**** EXERCISE INPUTS
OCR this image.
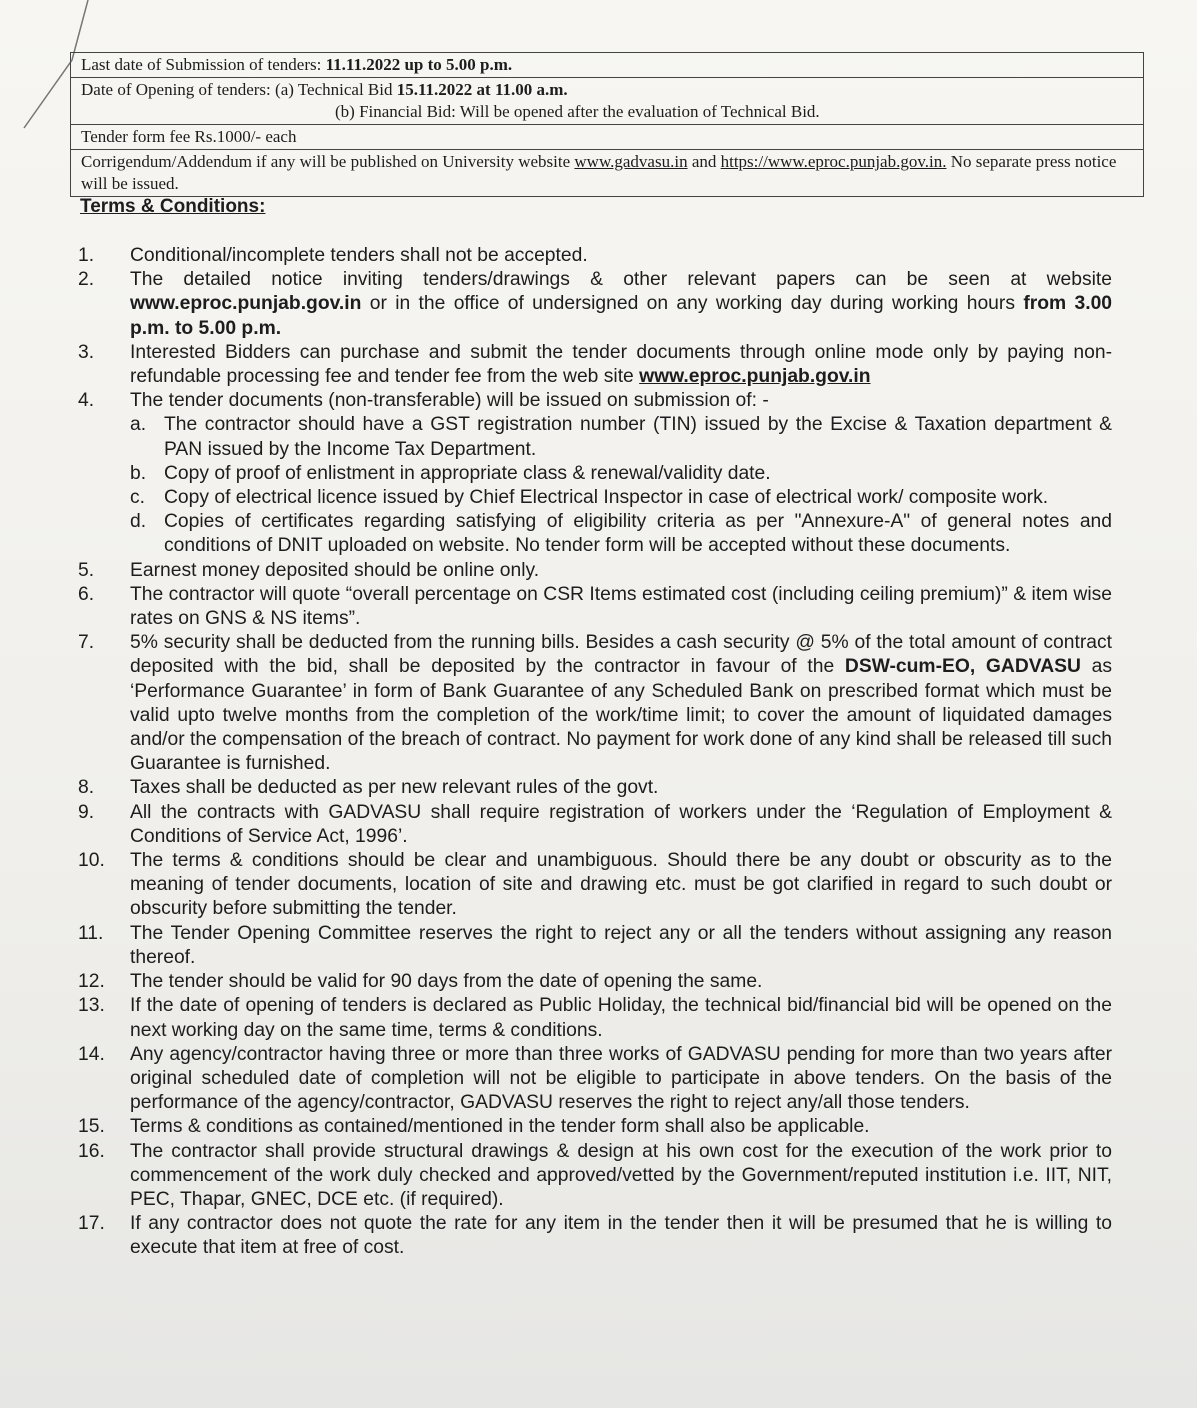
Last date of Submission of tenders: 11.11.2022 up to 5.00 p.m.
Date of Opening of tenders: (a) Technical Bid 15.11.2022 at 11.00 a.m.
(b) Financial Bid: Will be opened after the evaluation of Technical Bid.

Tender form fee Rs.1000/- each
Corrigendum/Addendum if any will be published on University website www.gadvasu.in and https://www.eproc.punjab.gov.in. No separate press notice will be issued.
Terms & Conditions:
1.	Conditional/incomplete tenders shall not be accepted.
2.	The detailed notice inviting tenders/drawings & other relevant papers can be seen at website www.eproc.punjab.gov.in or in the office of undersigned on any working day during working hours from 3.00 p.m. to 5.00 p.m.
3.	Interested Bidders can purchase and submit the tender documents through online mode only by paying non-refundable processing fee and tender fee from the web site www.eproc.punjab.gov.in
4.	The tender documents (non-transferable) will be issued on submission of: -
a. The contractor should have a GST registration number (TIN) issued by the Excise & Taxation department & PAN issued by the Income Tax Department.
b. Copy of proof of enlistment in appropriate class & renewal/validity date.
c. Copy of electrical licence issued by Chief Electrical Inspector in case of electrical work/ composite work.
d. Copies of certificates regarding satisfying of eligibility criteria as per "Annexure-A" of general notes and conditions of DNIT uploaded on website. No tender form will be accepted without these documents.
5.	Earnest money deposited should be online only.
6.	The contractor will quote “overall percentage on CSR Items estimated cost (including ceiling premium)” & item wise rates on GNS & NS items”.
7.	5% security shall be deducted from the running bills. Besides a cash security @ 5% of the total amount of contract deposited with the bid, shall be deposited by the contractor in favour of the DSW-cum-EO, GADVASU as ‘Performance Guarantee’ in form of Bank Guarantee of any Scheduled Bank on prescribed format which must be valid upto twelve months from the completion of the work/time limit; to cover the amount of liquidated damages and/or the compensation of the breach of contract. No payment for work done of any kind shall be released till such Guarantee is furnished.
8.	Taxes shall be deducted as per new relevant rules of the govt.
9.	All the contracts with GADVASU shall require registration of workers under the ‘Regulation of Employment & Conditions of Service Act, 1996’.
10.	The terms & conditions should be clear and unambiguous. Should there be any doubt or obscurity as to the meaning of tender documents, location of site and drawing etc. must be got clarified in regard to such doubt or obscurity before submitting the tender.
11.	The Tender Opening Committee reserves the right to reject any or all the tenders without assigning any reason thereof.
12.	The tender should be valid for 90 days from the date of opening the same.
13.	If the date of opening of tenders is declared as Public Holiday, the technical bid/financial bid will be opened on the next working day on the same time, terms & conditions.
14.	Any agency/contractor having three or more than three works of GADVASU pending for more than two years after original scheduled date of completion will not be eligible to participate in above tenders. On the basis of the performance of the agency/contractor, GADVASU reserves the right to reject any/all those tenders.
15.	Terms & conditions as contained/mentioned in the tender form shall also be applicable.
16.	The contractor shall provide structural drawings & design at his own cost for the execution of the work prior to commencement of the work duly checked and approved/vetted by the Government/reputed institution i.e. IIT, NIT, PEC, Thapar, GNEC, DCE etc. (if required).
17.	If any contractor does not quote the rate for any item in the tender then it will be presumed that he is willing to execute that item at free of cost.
********
REQUEST — Write out every line of the entries that holds the word "without".

SOLUTION TO THE PROBLEM —
d. Copies of certificates regarding satisfying of eligibility criteria as per "Annexure-A" of general notes and conditions of DNIT uploaded on website. No tender form will be accepted without these documents.
11.	The Tender Opening Committee reserves the right to reject any or all the tenders without assigning any reason thereof.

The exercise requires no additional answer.